_What to do_
Every record should be written out exactly, please.

_Records to use_
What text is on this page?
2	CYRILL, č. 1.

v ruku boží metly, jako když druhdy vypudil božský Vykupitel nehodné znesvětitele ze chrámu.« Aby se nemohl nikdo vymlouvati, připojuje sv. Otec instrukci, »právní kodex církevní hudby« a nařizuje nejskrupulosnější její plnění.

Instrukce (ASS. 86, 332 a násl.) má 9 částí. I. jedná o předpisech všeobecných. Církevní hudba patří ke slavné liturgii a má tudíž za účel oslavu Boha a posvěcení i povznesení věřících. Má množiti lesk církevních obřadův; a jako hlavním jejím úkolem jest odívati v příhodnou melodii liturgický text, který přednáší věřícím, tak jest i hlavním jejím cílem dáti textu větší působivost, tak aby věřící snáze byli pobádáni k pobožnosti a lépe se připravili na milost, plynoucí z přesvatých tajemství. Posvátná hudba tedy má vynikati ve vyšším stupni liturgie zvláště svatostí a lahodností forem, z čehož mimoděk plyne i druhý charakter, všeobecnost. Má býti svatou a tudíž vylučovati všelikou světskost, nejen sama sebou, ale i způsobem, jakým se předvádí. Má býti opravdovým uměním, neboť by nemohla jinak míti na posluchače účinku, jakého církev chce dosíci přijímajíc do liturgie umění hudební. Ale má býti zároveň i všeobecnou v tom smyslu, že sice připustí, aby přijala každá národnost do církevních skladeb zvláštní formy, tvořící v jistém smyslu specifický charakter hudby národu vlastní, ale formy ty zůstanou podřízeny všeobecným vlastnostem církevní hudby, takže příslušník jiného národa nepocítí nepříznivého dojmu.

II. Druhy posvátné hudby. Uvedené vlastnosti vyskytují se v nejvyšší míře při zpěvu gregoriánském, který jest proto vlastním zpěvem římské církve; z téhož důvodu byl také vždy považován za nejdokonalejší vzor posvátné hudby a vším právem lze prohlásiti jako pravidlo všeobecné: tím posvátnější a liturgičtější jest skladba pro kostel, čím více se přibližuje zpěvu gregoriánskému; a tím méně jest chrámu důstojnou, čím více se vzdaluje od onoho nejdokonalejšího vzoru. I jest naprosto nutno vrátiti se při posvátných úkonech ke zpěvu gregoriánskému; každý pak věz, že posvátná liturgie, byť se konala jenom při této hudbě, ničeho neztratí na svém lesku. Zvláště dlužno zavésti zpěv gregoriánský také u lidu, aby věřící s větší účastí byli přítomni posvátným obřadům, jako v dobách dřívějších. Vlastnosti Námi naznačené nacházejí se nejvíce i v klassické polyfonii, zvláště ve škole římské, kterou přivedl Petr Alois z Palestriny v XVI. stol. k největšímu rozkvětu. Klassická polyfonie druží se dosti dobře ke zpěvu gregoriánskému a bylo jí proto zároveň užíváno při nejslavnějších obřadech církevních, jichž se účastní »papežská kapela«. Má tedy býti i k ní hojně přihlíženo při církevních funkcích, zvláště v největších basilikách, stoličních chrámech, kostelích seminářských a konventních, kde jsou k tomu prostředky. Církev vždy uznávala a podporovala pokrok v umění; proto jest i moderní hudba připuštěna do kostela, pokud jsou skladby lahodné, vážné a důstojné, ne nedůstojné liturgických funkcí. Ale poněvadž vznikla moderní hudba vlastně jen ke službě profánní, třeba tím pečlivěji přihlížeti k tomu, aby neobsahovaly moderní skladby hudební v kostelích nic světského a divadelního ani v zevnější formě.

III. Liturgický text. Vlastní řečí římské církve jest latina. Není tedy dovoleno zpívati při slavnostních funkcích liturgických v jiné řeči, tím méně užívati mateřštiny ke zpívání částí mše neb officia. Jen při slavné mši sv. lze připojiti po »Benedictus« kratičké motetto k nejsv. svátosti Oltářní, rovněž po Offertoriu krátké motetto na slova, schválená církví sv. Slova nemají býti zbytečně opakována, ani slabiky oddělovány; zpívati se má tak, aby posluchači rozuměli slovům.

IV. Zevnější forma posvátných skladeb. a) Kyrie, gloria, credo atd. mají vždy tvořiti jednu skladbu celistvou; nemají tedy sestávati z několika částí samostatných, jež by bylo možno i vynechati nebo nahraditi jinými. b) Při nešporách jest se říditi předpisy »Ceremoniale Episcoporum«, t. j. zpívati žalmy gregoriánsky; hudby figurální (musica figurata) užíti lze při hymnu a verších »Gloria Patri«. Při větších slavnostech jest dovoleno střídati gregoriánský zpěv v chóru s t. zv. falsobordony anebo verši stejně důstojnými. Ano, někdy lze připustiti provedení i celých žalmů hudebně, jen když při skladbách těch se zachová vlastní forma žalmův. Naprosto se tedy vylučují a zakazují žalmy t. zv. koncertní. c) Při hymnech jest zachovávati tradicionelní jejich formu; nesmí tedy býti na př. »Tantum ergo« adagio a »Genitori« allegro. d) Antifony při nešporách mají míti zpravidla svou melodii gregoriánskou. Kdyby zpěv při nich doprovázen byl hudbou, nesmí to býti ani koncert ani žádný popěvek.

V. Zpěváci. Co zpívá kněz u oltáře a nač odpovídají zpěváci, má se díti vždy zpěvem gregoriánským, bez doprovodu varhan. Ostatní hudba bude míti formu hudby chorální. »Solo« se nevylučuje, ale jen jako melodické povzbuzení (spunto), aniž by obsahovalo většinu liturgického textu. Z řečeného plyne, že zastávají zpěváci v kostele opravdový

_Answer in full_
What text is on this page?
2	CYRILL, č. 1.

v ruku boží metly, jako když druhdy vypudil božský Vykupitel nehodné znesvětitele ze chrámu.« Aby se nemohl nikdo vymlouvati, připojuje sv. Otec instrukci, »právní kodex církevní hudby« a nařizuje nejskrupulosnější její plnění.

Instrukce (ASS. 86, 332 a násl.) má 9 částí. I. jedná o předpisech všeobecných. Církevní hudba patří ke slavné liturgii a má tudíž za účel oslavu Boha a posvěcení i povznesení věřících. Má množiti lesk církevních obřadův; a jako hlavním jejím úkolem jest odívati v příhodnou melodii liturgický text, který přednáší věřícím, tak jest i hlavním jejím cílem dáti textu větší působivost, tak aby věřící snáze byli pobádáni k pobožnosti a lépe se připravili na milost, plynoucí z přesvatých tajemství. Posvátná hudba tedy má vynikati ve vyšším stupni liturgie zvláště svatostí a lahodností forem, z čehož mimoděk plyne i druhý charakter, všeobecnost. Má býti svatou a tudíž vylučovati všelikou světskost, nejen sama sebou, ale i způsobem, jakým se předvádí. Má býti opravdovým uměním, neboť by nemohla jinak míti na posluchače účinku, jakého církev chce dosíci přijímajíc do liturgie umění hudební. Ale má býti zároveň i všeobecnou v tom smyslu, že sice připustí, aby přijala každá národnost do církevních skladeb zvláštní formy, tvořící v jistém smyslu specifický charakter hudby národu vlastní, ale formy ty zůstanou podřízeny všeobecným vlastnostem církevní hudby, takže příslušník jiného národa nepocítí nepříznivého dojmu.

II. Druhy posvátné hudby. Uvedené vlastnosti vyskytují se v nejvyšší míře při zpěvu gregoriánském, který jest proto vlastním zpěvem římské církve; z téhož důvodu byl také vždy považován za nejdokonalejší vzor posvátné hudby a vším právem lze prohlásiti jako pravidlo všeobecné: tím posvátnější a liturgičtější jest skladba pro kostel, čím více se přibližuje zpěvu gregoriánskému; a tím méně jest chrámu důstojnou, čím více se vzdaluje od onoho nejdokonalejšího vzoru. I jest naprosto nutno vrátiti se při posvátných úkonech ke zpěvu gregoriánskému; každý pak věz, že posvátná liturgie, byť se konala jenom při této hudbě, ničeho neztratí na svém lesku. Zvláště dlužno zavésti zpěv gregoriánský také u lidu, aby věřící s větší účastí byli přítomni posvátným obřadům, jako v dobách dřívějších. Vlastnosti Námi naznačené nacházejí se nejvíce i v klassické polyfonii, zvláště ve škole římské, kterou přivedl Petr Alois z Palestriny v XVI. stol. k největšímu rozkvětu. Klassická polyfonie druží se dosti dobře ke zpěvu gregoriánskému a bylo jí proto zároveň užíváno při nejslavnějších obřadech církevních, jichž se účastní »papežská kapela«. Má tedy býti i k ní hojně přihlíženo při církevních funkcích, zvláště v největších basilikách, stoličních chrámech, kostelích seminářských a konventních, kde jsou k tomu prostředky. Církev vždy uznávala a podporovala pokrok v umění; proto jest i moderní hudba připuštěna do kostela, pokud jsou skladby lahodné, vážné a důstojné, ne nedůstojné liturgických funkcí. Ale poněvadž vznikla moderní hudba vlastně jen ke službě profánní, třeba tím pečlivěji přihlížeti k tomu, aby neobsahovaly moderní skladby hudební v kostelích nic světského a divadelního ani v zevnější formě.

III. Liturgický text. Vlastní řečí římské církve jest latina. Není tedy dovoleno zpívati při slavnostních funkcích liturgických v jiné řeči, tím méně užívati mateřštiny ke zpívání částí mše neb officia. Jen při slavné mši sv. lze připojiti po »Benedictus« kratičké motetto k nejsv. svátosti Oltářní, rovněž po Offertoriu krátké motetto na slova, schválená církví sv. Slova nemají býti zbytečně opakována, ani slabiky oddělovány; zpívati se má tak, aby posluchači rozuměli slovům.

IV. Zevnější forma posvátných skladeb. a) Kyrie, gloria, credo atd. mají vždy tvořiti jednu skladbu celistvou; nemají tedy sestávati z několika částí samostatných, jež by bylo možno i vynechati nebo nahraditi jinými. b) Při nešporách jest se říditi předpisy »Ceremoniale Episcoporum«, t. j. zpívati žalmy gregoriánsky; hudby figurální (musica figurata) užíti lze při hymnu a verších »Gloria Patri«. Při větších slavnostech jest dovoleno střídati gregoriánský zpěv v chóru s t. zv. falsobordony anebo verši stejně důstojnými. Ano, někdy lze připustiti provedení i celých žalmů hudebně, jen když při skladbách těch se zachová vlastní forma žalmův. Naprosto se tedy vylučují a zakazují žalmy t. zv. koncertní. c) Při hymnech jest zachovávati tradicionelní jejich formu; nesmí tedy býti na př. »Tantum ergo« adagio a »Genitori« allegro. d) Antifony při nešporách mají míti zpravidla svou melodii gregoriánskou. Kdyby zpěv při nich doprovázen byl hudbou, nesmí to býti ani koncert ani žádný popěvek.

V. Zpěváci. Co zpívá kněz u oltáře a nač odpovídají zpěváci, má se díti vždy zpěvem gregoriánským, bez doprovodu varhan. Ostatní hudba bude míti formu hudby chorální. »Solo« se nevylučuje, ale jen jako melodické povzbuzení (spunto), aniž by obsahovalo většinu liturgického textu. Z řečeného plyne, že zastávají zpěváci v kostele opravdový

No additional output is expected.